-- Start of INPUT RECORDS --

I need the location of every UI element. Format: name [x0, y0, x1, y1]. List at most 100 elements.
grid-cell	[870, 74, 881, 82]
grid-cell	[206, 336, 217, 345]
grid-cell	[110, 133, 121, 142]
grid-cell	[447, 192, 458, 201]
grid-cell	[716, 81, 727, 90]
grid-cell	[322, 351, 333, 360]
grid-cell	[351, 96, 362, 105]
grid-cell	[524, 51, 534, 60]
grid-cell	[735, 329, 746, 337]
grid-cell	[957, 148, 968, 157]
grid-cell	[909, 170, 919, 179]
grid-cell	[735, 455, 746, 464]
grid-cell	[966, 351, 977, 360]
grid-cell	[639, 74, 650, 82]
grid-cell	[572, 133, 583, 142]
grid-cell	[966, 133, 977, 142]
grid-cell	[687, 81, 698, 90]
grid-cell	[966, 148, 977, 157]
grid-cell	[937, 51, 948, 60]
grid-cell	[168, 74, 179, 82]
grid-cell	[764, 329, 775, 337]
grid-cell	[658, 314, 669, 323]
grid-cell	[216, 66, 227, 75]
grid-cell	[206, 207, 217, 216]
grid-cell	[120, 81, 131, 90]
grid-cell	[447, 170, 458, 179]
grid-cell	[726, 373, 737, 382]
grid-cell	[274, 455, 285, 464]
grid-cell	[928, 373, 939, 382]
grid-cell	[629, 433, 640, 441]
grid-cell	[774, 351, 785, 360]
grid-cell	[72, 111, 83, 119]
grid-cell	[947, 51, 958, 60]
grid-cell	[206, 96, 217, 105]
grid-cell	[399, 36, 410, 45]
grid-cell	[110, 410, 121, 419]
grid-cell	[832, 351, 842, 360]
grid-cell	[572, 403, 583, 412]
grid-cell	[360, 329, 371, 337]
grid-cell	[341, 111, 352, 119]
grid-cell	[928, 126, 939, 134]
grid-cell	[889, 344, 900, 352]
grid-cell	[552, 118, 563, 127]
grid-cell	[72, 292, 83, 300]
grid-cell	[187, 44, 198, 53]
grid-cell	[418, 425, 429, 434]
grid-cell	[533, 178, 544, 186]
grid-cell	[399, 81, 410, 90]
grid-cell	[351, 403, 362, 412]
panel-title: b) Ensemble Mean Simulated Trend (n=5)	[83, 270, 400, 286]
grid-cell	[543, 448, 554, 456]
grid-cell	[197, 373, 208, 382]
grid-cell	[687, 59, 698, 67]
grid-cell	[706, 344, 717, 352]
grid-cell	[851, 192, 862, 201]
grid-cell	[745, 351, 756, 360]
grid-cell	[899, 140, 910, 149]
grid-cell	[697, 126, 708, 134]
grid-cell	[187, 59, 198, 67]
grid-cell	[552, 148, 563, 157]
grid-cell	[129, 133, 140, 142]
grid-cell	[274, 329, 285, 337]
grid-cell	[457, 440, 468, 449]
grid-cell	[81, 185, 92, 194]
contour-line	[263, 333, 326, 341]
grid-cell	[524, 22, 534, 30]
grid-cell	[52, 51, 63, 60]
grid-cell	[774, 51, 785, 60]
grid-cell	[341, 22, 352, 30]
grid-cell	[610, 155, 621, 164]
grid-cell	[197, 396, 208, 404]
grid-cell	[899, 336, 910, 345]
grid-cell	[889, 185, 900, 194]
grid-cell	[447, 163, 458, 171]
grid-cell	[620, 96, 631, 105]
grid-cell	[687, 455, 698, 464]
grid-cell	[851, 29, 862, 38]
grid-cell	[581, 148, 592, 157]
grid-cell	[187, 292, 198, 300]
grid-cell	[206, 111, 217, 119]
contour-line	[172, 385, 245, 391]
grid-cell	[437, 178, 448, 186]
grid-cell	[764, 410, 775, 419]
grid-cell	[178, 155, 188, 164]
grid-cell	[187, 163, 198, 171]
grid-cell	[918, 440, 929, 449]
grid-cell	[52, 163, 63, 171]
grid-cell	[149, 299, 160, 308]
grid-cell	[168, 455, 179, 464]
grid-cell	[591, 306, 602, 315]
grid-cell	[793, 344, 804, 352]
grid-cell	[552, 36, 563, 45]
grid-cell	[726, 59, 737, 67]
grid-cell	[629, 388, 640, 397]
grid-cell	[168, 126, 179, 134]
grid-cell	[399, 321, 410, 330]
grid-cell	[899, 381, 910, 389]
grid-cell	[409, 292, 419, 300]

-- End of INPUT RECORDS --

## WHAT IS ASKED
Repeat the records above with "contour-line" switched to "isoline" everywhere it occurs, leaving every other line and character unchanged.

## EXERCISE SOLUTION
I need the location of every UI element. Format: name [x0, y0, x1, y1]. List at most 100 elements.
grid-cell	[870, 74, 881, 82]
grid-cell	[206, 336, 217, 345]
grid-cell	[110, 133, 121, 142]
grid-cell	[447, 192, 458, 201]
grid-cell	[716, 81, 727, 90]
grid-cell	[322, 351, 333, 360]
grid-cell	[351, 96, 362, 105]
grid-cell	[524, 51, 534, 60]
grid-cell	[735, 329, 746, 337]
grid-cell	[957, 148, 968, 157]
grid-cell	[909, 170, 919, 179]
grid-cell	[735, 455, 746, 464]
grid-cell	[966, 351, 977, 360]
grid-cell	[639, 74, 650, 82]
grid-cell	[572, 133, 583, 142]
grid-cell	[966, 133, 977, 142]
grid-cell	[687, 81, 698, 90]
grid-cell	[966, 148, 977, 157]
grid-cell	[937, 51, 948, 60]
grid-cell	[168, 74, 179, 82]
grid-cell	[764, 329, 775, 337]
grid-cell	[658, 314, 669, 323]
grid-cell	[216, 66, 227, 75]
grid-cell	[206, 207, 217, 216]
grid-cell	[120, 81, 131, 90]
grid-cell	[447, 170, 458, 179]
grid-cell	[726, 373, 737, 382]
grid-cell	[274, 455, 285, 464]
grid-cell	[928, 373, 939, 382]
grid-cell	[629, 433, 640, 441]
grid-cell	[774, 351, 785, 360]
grid-cell	[72, 111, 83, 119]
grid-cell	[947, 51, 958, 60]
grid-cell	[206, 96, 217, 105]
grid-cell	[399, 36, 410, 45]
grid-cell	[110, 410, 121, 419]
grid-cell	[832, 351, 842, 360]
grid-cell	[572, 403, 583, 412]
grid-cell	[360, 329, 371, 337]
grid-cell	[341, 111, 352, 119]
grid-cell	[928, 126, 939, 134]
grid-cell	[889, 344, 900, 352]
grid-cell	[552, 118, 563, 127]
grid-cell	[72, 292, 83, 300]
grid-cell	[187, 44, 198, 53]
grid-cell	[418, 425, 429, 434]
grid-cell	[533, 178, 544, 186]
grid-cell	[399, 81, 410, 90]
grid-cell	[351, 403, 362, 412]
panel-title: b) Ensemble Mean Simulated Trend (n=5)	[83, 270, 400, 286]
grid-cell	[543, 448, 554, 456]
grid-cell	[197, 373, 208, 382]
grid-cell	[687, 59, 698, 67]
grid-cell	[706, 344, 717, 352]
grid-cell	[851, 192, 862, 201]
grid-cell	[745, 351, 756, 360]
grid-cell	[899, 140, 910, 149]
grid-cell	[697, 126, 708, 134]
grid-cell	[187, 59, 198, 67]
grid-cell	[552, 148, 563, 157]
grid-cell	[129, 133, 140, 142]
grid-cell	[274, 329, 285, 337]
grid-cell	[457, 440, 468, 449]
grid-cell	[81, 185, 92, 194]
isoline	[263, 333, 326, 341]
grid-cell	[524, 22, 534, 30]
grid-cell	[52, 51, 63, 60]
grid-cell	[774, 51, 785, 60]
grid-cell	[341, 22, 352, 30]
grid-cell	[610, 155, 621, 164]
grid-cell	[197, 396, 208, 404]
grid-cell	[899, 336, 910, 345]
grid-cell	[889, 185, 900, 194]
grid-cell	[447, 163, 458, 171]
grid-cell	[620, 96, 631, 105]
grid-cell	[687, 455, 698, 464]
grid-cell	[851, 29, 862, 38]
grid-cell	[581, 148, 592, 157]
grid-cell	[187, 292, 198, 300]
grid-cell	[206, 111, 217, 119]
isoline	[172, 385, 245, 391]
grid-cell	[437, 178, 448, 186]
grid-cell	[764, 410, 775, 419]
grid-cell	[178, 155, 188, 164]
grid-cell	[187, 163, 198, 171]
grid-cell	[918, 440, 929, 449]
grid-cell	[52, 163, 63, 171]
grid-cell	[149, 299, 160, 308]
grid-cell	[168, 455, 179, 464]
grid-cell	[591, 306, 602, 315]
grid-cell	[793, 344, 804, 352]
grid-cell	[552, 36, 563, 45]
grid-cell	[726, 59, 737, 67]
grid-cell	[629, 388, 640, 397]
grid-cell	[168, 126, 179, 134]
grid-cell	[399, 321, 410, 330]
grid-cell	[899, 381, 910, 389]
grid-cell	[409, 292, 419, 300]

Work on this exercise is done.